→ Required task:
Which lines have the string "JSON"? Copy all of them from the entries below.

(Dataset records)
[Begin]

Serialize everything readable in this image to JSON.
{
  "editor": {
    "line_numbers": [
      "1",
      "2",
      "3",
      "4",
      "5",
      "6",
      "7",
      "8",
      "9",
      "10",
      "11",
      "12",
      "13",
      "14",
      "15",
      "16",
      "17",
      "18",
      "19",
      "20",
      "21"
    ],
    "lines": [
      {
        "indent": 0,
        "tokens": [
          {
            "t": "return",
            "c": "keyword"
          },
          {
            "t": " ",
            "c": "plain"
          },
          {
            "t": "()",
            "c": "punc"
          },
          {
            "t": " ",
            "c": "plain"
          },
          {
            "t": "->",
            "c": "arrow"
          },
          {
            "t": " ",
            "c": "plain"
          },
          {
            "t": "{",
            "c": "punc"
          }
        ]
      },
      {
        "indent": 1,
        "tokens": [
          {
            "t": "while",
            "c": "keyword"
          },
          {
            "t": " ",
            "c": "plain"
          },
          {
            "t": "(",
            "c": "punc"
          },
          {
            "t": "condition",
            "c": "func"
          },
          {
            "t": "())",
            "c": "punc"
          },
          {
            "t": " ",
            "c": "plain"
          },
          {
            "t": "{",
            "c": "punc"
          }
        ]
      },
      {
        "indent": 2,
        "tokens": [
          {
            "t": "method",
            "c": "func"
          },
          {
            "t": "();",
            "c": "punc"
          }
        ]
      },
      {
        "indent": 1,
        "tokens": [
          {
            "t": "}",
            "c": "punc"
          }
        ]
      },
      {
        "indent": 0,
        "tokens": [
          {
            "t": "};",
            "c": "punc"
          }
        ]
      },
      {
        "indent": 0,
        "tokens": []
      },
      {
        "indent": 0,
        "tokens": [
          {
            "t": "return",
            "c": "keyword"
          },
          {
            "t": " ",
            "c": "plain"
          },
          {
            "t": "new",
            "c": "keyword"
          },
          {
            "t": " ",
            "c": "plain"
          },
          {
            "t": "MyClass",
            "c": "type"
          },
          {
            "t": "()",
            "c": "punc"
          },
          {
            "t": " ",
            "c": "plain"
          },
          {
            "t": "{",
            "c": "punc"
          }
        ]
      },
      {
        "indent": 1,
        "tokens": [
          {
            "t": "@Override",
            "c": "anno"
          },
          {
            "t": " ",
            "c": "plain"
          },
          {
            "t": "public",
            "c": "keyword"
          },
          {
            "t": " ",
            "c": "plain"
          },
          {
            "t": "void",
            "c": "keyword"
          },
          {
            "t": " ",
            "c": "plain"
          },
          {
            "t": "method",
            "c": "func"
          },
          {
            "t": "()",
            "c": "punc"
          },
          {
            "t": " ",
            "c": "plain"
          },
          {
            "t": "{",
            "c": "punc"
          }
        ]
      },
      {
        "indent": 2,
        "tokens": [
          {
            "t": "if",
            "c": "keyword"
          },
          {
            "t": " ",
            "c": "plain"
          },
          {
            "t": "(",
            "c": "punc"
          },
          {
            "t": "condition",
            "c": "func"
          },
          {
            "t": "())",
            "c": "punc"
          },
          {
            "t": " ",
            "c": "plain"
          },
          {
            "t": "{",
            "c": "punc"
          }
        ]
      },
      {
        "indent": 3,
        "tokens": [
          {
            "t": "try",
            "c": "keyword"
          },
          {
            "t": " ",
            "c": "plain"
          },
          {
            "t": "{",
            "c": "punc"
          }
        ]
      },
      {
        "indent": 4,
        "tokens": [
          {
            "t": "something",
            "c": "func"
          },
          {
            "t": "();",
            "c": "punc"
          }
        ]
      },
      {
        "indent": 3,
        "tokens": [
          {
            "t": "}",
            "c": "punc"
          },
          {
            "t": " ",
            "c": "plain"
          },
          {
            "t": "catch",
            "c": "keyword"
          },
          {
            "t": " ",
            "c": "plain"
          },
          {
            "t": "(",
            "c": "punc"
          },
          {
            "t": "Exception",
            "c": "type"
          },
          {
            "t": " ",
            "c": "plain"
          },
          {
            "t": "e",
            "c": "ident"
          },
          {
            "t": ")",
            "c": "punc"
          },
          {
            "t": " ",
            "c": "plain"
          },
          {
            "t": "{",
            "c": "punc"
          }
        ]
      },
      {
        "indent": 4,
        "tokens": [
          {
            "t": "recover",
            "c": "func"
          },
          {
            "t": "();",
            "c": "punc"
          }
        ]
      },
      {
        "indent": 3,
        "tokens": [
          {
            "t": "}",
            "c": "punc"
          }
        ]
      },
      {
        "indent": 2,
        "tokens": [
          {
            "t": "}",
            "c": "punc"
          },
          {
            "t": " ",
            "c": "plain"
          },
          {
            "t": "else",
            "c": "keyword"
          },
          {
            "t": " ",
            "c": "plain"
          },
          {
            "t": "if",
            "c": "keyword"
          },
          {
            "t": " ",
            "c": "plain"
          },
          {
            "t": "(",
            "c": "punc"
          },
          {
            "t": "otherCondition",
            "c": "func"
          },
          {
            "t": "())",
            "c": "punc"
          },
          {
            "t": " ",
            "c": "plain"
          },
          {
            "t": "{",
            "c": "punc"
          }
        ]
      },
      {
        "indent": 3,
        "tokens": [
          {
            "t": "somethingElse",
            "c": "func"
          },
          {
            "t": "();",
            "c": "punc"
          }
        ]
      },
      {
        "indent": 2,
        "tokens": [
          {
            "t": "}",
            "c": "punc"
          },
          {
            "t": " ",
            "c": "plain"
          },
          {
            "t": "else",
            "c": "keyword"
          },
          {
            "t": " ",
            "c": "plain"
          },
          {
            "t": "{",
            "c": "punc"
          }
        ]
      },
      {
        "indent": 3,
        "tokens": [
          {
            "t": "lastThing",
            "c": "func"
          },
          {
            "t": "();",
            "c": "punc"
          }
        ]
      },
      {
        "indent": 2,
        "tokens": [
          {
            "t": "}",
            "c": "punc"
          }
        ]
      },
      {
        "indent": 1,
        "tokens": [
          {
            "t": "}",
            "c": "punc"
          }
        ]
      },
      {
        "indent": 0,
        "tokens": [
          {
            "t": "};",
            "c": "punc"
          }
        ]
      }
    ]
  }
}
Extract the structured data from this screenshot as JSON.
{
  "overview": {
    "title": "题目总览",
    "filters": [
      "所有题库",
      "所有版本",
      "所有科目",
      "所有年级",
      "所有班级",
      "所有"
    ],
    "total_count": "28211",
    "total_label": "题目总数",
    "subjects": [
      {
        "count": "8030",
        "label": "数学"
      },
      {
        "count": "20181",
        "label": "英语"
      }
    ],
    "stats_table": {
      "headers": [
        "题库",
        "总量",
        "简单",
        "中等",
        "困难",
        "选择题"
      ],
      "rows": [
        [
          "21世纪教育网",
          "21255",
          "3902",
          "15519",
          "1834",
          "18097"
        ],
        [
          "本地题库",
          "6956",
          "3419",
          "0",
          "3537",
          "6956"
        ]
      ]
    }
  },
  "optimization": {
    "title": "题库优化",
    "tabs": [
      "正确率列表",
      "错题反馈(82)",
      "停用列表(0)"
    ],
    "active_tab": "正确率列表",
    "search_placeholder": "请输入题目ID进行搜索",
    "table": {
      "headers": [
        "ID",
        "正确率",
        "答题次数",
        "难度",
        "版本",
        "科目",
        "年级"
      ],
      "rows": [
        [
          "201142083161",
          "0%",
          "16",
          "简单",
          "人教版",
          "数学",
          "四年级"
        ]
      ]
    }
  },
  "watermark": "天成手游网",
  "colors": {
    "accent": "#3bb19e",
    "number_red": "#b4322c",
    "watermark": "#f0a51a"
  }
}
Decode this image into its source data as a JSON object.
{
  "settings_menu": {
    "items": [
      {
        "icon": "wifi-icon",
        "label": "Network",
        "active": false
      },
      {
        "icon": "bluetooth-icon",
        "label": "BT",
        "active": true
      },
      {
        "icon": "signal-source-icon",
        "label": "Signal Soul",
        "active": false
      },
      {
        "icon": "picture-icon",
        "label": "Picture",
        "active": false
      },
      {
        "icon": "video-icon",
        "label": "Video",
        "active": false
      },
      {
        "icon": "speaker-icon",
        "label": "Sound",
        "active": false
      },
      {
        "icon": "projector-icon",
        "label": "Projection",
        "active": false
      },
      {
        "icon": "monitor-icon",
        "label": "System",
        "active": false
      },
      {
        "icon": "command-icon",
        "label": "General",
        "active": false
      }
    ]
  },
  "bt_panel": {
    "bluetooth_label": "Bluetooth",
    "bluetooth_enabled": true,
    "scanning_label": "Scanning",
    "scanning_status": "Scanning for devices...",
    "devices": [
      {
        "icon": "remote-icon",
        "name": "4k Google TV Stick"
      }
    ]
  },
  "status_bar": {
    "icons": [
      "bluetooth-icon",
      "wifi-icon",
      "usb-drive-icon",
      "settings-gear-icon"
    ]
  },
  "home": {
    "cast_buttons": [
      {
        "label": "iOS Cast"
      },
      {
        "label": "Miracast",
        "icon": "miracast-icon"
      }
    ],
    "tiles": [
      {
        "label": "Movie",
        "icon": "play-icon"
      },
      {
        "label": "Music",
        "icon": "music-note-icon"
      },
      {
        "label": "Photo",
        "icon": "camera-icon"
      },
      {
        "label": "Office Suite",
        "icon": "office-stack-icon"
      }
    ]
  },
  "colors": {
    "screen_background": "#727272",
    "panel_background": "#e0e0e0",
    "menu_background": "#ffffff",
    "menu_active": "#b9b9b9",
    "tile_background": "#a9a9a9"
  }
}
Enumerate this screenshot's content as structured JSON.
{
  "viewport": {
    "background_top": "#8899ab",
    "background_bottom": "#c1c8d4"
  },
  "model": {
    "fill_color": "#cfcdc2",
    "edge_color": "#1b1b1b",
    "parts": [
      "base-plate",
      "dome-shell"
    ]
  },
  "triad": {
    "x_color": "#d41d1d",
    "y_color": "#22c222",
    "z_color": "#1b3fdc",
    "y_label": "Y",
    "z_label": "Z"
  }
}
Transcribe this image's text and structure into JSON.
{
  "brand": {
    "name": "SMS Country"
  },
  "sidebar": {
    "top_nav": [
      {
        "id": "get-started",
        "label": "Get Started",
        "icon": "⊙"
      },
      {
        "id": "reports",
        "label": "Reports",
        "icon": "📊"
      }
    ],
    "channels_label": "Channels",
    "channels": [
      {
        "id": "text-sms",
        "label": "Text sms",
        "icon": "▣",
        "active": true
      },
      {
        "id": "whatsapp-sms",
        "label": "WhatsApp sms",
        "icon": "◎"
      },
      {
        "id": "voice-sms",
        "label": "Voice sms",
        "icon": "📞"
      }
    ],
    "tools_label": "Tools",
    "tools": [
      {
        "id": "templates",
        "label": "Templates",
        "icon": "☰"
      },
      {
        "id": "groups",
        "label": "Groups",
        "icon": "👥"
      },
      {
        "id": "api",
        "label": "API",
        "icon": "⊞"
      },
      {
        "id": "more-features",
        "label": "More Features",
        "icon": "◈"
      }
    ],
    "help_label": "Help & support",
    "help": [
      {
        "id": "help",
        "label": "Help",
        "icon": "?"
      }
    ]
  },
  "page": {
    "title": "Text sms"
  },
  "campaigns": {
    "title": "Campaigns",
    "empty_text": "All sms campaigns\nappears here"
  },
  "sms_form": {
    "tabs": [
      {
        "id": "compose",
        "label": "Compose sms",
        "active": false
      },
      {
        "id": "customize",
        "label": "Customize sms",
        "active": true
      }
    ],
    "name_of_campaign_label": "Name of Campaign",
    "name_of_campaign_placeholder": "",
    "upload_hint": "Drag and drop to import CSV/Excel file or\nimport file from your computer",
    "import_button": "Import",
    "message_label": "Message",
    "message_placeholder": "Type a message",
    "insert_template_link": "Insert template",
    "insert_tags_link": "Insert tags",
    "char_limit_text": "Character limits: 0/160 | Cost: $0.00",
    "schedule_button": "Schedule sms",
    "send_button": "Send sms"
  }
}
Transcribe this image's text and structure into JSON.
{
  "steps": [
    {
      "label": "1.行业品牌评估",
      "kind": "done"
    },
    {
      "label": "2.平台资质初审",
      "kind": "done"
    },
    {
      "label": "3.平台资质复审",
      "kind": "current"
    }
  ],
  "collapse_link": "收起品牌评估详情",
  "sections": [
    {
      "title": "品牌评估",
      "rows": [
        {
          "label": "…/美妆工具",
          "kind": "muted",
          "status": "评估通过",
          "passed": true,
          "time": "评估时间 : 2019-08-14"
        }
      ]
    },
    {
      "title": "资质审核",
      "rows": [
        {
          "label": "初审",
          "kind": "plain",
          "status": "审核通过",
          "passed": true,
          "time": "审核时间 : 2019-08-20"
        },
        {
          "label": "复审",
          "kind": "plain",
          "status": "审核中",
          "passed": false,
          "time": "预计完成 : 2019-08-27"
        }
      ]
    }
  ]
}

[End]

→ Task solution:
Serialize everything readable in this image to JSON.
Extract the structured data from this screenshot as JSON.
Decode this image into its source data as a JSON object.
Enumerate this screenshot's content as structured JSON.
Transcribe this image's text and structure into JSON.
Transcribe this image's text and structure into JSON.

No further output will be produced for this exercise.